GIVEN REQUEST:
Collect all lines from the listing that include the string "минимальный".

···

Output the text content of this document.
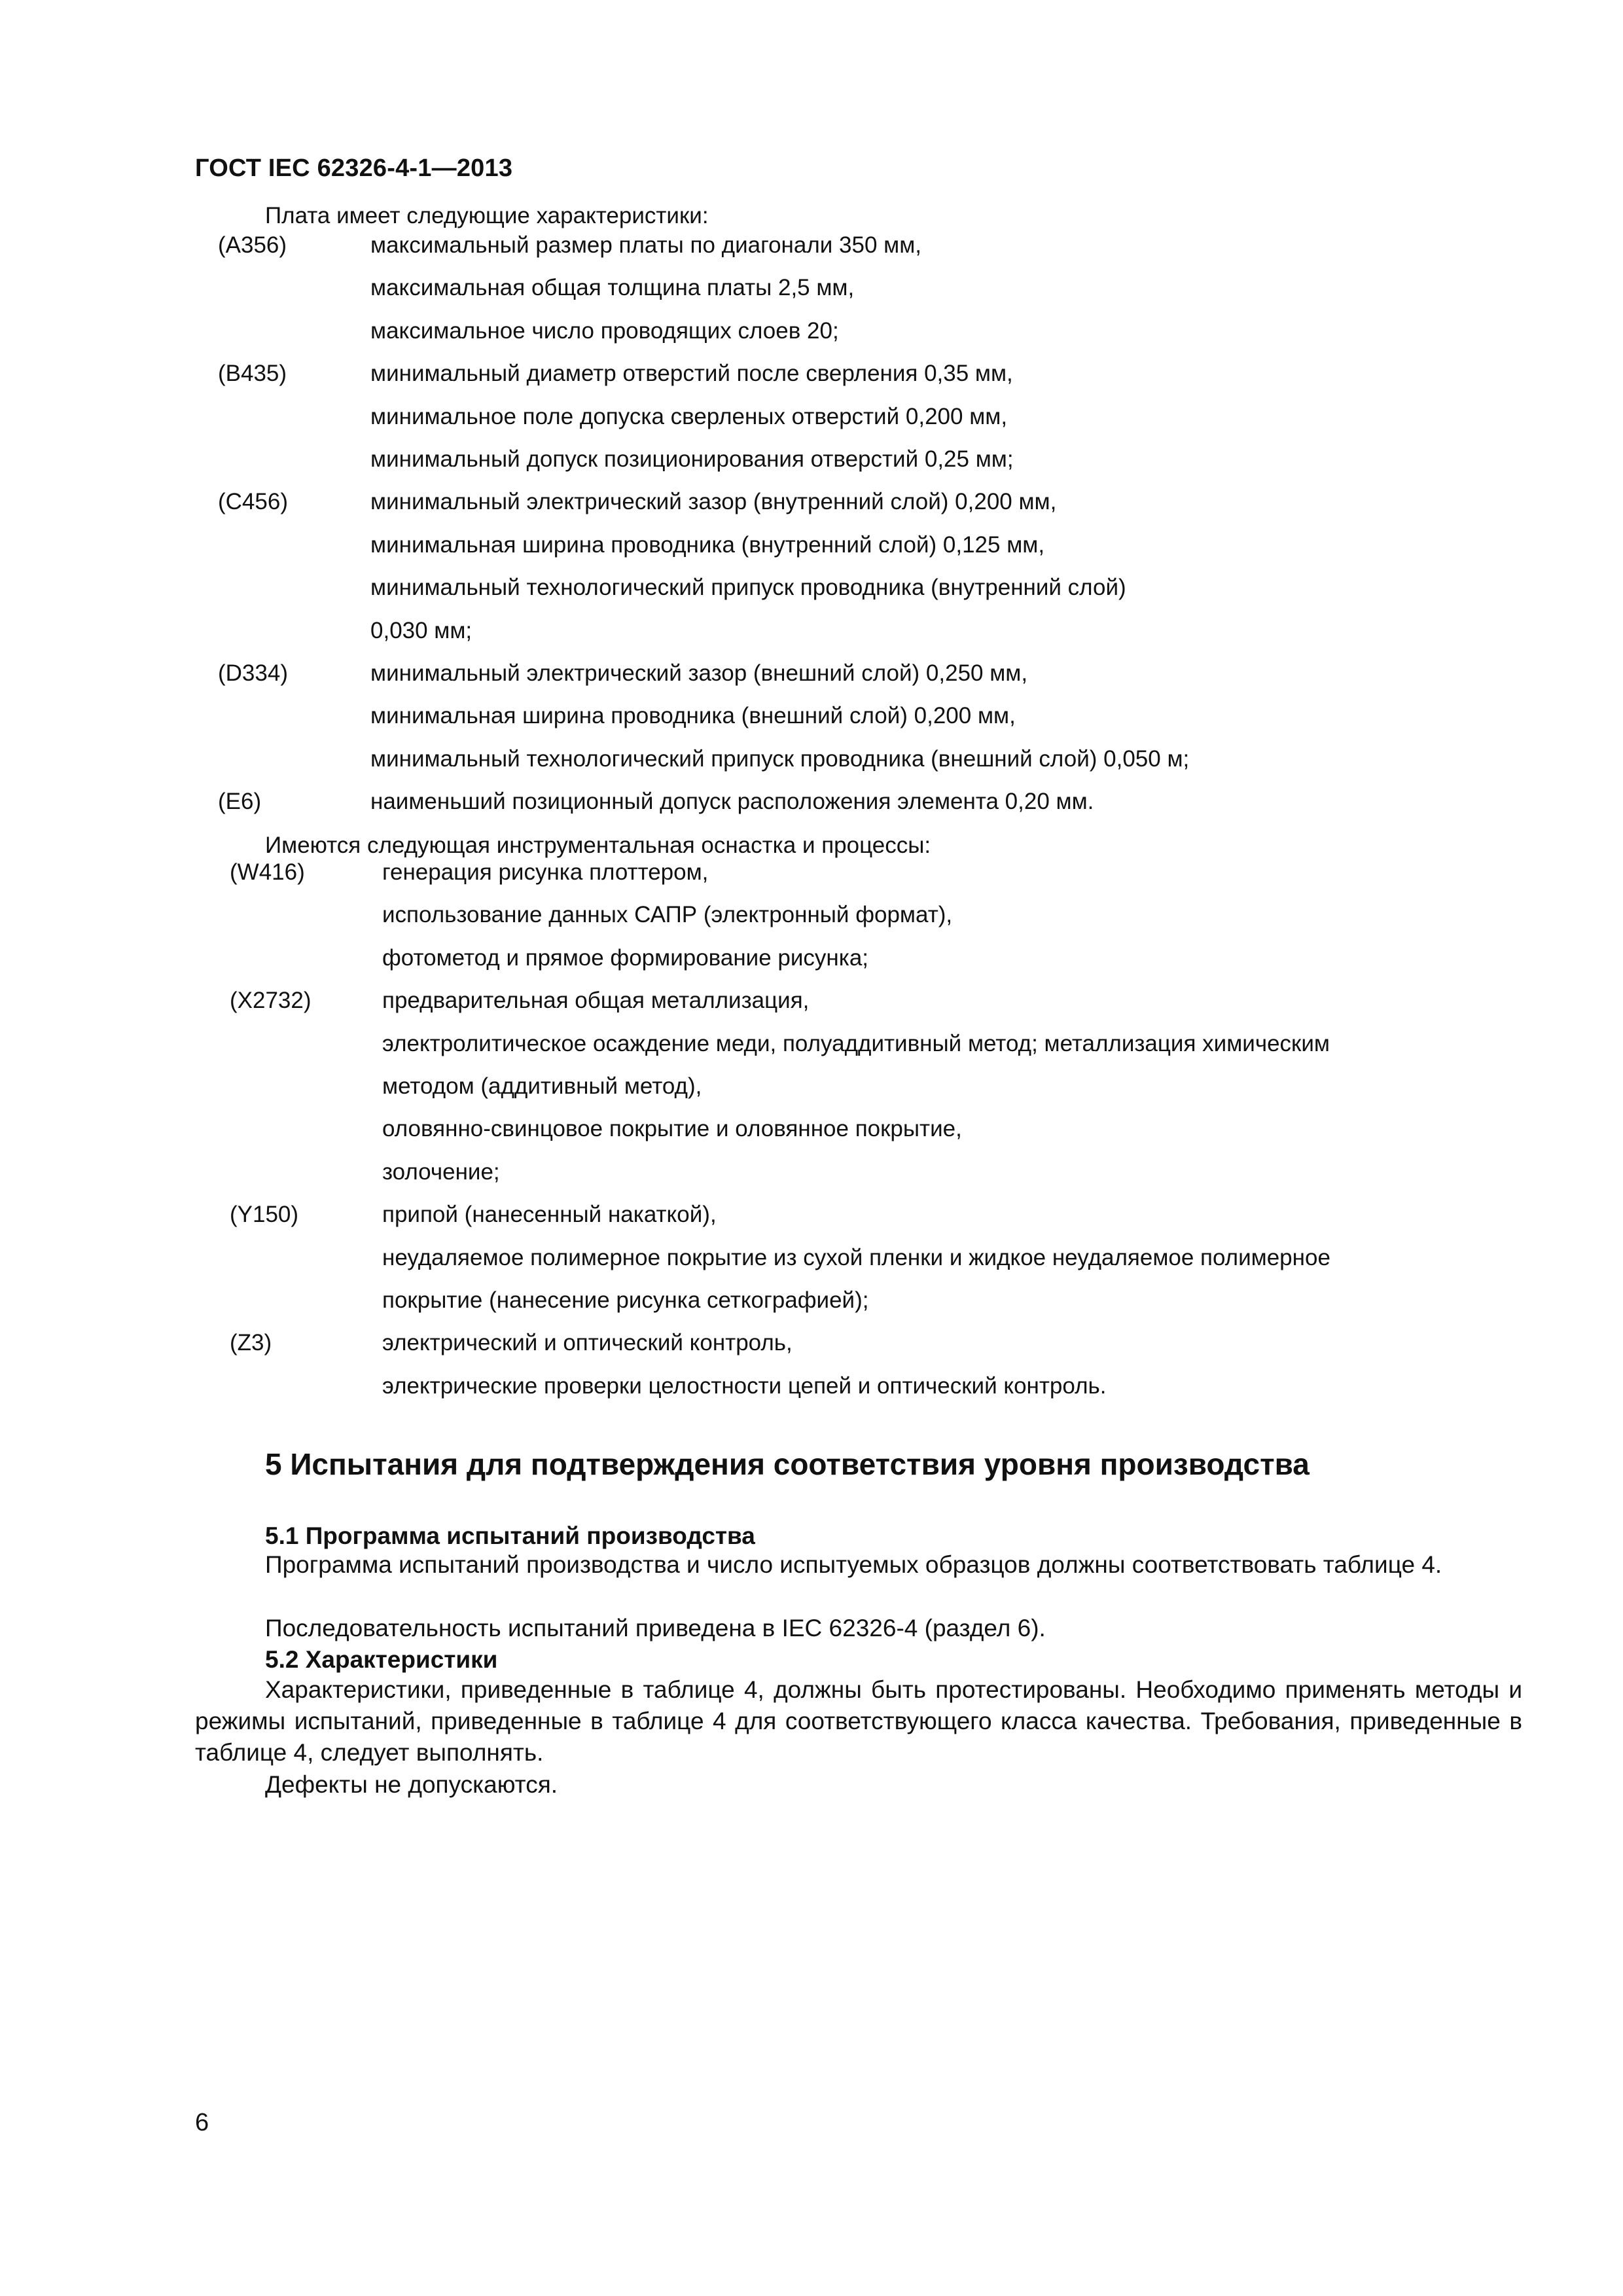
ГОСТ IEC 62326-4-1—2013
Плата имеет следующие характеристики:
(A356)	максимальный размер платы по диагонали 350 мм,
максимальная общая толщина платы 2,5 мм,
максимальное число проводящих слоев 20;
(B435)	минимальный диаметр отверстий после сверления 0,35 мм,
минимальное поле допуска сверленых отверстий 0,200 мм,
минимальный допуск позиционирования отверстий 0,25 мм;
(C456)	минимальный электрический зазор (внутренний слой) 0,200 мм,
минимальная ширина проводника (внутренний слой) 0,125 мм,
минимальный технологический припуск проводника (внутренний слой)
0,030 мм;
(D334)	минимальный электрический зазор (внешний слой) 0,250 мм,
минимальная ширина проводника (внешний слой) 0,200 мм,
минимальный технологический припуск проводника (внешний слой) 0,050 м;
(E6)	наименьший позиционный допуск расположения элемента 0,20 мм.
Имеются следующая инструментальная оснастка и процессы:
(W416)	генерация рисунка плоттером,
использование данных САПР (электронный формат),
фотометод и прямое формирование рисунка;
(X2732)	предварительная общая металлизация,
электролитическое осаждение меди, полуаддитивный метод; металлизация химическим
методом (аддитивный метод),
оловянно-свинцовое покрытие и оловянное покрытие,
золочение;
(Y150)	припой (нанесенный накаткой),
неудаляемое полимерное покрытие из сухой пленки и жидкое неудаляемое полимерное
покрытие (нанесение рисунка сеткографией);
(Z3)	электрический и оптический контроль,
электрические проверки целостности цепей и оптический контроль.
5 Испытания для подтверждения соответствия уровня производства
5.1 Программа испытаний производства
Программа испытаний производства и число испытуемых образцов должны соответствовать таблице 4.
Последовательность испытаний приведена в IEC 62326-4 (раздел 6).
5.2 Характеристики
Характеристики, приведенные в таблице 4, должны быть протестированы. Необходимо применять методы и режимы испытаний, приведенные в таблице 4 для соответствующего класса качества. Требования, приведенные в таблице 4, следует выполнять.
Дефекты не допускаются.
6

···

RESULT:
(B435)	минимальный диаметр отверстий после сверления 0,35 мм,
минимальный допуск позиционирования отверстий 0,25 мм;
(C456)	минимальный электрический зазор (внутренний слой) 0,200 мм,
минимальный технологический припуск проводника (внутренний слой)
(D334)	минимальный электрический зазор (внешний слой) 0,250 мм,
минимальный технологический припуск проводника (внешний слой) 0,050 м;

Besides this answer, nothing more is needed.